■ **Work to complete**:
Transcribe all of the material below word for word and leave out its pictures.

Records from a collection

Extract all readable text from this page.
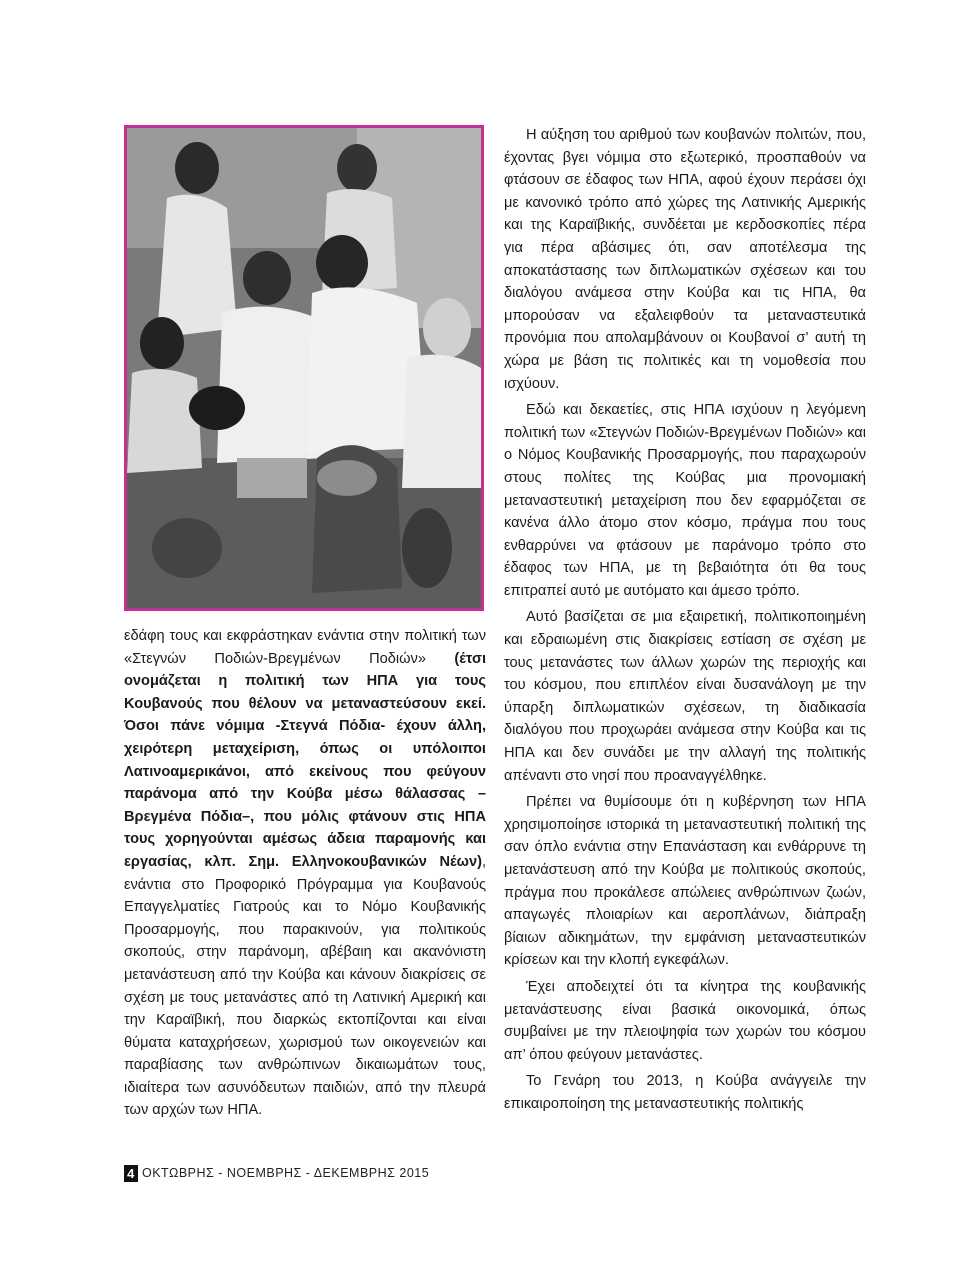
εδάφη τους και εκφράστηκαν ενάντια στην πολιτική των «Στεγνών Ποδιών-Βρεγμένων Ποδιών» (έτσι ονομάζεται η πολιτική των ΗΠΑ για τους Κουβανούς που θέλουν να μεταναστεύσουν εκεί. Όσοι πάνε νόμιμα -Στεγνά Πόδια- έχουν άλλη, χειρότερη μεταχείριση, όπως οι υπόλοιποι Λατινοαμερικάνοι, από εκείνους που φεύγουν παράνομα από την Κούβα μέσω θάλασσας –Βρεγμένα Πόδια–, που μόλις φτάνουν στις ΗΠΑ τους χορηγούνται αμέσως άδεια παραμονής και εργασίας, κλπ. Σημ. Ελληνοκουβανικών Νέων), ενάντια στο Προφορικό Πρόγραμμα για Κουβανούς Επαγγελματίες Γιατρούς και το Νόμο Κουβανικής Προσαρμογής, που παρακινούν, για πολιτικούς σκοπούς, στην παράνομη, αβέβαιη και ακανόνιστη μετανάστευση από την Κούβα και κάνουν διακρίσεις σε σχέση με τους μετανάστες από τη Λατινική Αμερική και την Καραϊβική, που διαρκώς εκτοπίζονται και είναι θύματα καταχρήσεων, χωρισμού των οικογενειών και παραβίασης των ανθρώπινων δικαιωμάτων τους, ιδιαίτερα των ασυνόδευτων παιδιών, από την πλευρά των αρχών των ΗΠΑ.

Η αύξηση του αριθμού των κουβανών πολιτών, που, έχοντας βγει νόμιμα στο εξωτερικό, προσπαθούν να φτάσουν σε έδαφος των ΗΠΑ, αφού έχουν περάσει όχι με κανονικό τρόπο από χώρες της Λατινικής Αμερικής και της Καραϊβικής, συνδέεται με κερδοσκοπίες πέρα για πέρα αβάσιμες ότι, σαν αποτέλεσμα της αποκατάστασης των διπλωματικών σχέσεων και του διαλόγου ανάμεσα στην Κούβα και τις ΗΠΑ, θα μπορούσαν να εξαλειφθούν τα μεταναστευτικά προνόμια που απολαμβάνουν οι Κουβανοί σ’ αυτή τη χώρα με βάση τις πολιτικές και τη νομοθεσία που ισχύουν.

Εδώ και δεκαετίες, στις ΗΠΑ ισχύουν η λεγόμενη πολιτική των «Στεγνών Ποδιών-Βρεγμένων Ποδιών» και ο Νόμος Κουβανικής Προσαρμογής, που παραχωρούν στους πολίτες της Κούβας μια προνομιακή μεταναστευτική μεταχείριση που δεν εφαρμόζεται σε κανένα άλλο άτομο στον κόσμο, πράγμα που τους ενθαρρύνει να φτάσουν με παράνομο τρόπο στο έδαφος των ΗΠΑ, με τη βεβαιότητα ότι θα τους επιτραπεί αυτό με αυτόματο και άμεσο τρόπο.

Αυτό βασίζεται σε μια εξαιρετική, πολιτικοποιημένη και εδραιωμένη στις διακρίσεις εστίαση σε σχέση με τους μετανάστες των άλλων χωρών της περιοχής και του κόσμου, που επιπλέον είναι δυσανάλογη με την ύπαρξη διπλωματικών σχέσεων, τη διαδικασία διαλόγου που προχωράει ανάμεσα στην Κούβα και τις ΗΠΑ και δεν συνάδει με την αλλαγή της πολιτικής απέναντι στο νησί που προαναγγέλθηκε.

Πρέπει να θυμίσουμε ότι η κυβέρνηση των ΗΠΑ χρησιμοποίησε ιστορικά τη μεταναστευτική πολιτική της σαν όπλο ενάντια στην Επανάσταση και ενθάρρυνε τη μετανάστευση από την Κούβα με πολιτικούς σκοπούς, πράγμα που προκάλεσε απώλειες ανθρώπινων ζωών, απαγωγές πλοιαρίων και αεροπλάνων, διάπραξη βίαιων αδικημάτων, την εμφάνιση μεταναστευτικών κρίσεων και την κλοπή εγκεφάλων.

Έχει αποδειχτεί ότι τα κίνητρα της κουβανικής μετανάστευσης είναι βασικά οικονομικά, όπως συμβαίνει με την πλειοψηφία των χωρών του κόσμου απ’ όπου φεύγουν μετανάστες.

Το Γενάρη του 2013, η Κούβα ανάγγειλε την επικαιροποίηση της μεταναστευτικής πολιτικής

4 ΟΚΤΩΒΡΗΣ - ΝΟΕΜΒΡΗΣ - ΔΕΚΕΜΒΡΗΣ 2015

■ **Answer to this problem**:
Extract all readable text from this page.
εδάφη τους και εκφράστηκαν ενάντια στην πολιτική των «Στεγνών Ποδιών-Βρεγμένων Ποδιών» (έτσι ονομάζεται η πολιτική των ΗΠΑ για τους Κουβανούς που θέλουν να μεταναστεύσουν εκεί. Όσοι πάνε νόμιμα -Στεγνά Πόδια- έχουν άλλη, χειρότερη μεταχείριση, όπως οι υπόλοιποι Λατινοαμερικάνοι, από εκείνους που φεύγουν παράνομα από την Κούβα μέσω θάλασσας –Βρεγμένα Πόδια–, που μόλις φτάνουν στις ΗΠΑ τους χορηγούνται αμέσως άδεια παραμονής και εργασίας, κλπ. Σημ. Ελληνοκουβανικών Νέων), ενάντια στο Προφορικό Πρόγραμμα για Κουβανούς Επαγγελματίες Γιατρούς και το Νόμο Κουβανικής Προσαρμογής, που παρακινούν, για πολιτικούς σκοπούς, στην παράνομη, αβέβαιη και ακανόνιστη μετανάστευση από την Κούβα και κάνουν διακρίσεις σε σχέση με τους μετανάστες από τη Λατινική Αμερική και την Καραϊβική, που διαρκώς εκτοπίζονται και είναι θύματα καταχρήσεων, χωρισμού των οικογενειών και παραβίασης των ανθρώπινων δικαιωμάτων τους, ιδιαίτερα των ασυνόδευτων παιδιών, από την πλευρά των αρχών των ΗΠΑ.

Η αύξηση του αριθμού των κουβανών πολιτών, που, έχοντας βγει νόμιμα στο εξωτερικό, προσπαθούν να φτάσουν σε έδαφος των ΗΠΑ, αφού έχουν περάσει όχι με κανονικό τρόπο από χώρες της Λατινικής Αμερικής και της Καραϊβικής, συνδέεται με κερδοσκοπίες πέρα για πέρα αβάσιμες ότι, σαν αποτέλεσμα της αποκατάστασης των διπλωματικών σχέσεων και του διαλόγου ανάμεσα στην Κούβα και τις ΗΠΑ, θα μπορούσαν να εξαλειφθούν τα μεταναστευτικά προνόμια που απολαμβάνουν οι Κουβανοί σ’ αυτή τη χώρα με βάση τις πολιτικές και τη νομοθεσία που ισχύουν.

Εδώ και δεκαετίες, στις ΗΠΑ ισχύουν η λεγόμενη πολιτική των «Στεγνών Ποδιών-Βρεγμένων Ποδιών» και ο Νόμος Κουβανικής Προσαρμογής, που παραχωρούν στους πολίτες της Κούβας μια προνομιακή μεταναστευτική μεταχείριση που δεν εφαρμόζεται σε κανένα άλλο άτομο στον κόσμο, πράγμα που τους ενθαρρύνει να φτάσουν με παράνομο τρόπο στο έδαφος των ΗΠΑ, με τη βεβαιότητα ότι θα τους επιτραπεί αυτό με αυτόματο και άμεσο τρόπο.

Αυτό βασίζεται σε μια εξαιρετική, πολιτικοποιημένη και εδραιωμένη στις διακρίσεις εστίαση σε σχέση με τους μετανάστες των άλλων χωρών της περιοχής και του κόσμου, που επιπλέον είναι δυσανάλογη με την ύπαρξη διπλωματικών σχέσεων, τη διαδικασία διαλόγου που προχωράει ανάμεσα στην Κούβα και τις ΗΠΑ και δεν συνάδει με την αλλαγή της πολιτικής απέναντι στο νησί που προαναγγέλθηκε.

Πρέπει να θυμίσουμε ότι η κυβέρνηση των ΗΠΑ χρησιμοποίησε ιστορικά τη μεταναστευτική πολιτική της σαν όπλο ενάντια στην Επανάσταση και ενθάρρυνε τη μετανάστευση από την Κούβα με πολιτικούς σκοπούς, πράγμα που προκάλεσε απώλειες ανθρώπινων ζωών, απαγωγές πλοιαρίων και αεροπλάνων, διάπραξη βίαιων αδικημάτων, την εμφάνιση μεταναστευτικών κρίσεων και την κλοπή εγκεφάλων.

Έχει αποδειχτεί ότι τα κίνητρα της κουβανικής μετανάστευσης είναι βασικά οικονομικά, όπως συμβαίνει με την πλειοψηφία των χωρών του κόσμου απ’ όπου φεύγουν μετανάστες.

Το Γενάρη του 2013, η Κούβα ανάγγειλε την επικαιροποίηση της μεταναστευτικής πολιτικής

4 ΟΚΤΩΒΡΗΣ - ΝΟΕΜΒΡΗΣ - ΔΕΚΕΜΒΡΗΣ 2015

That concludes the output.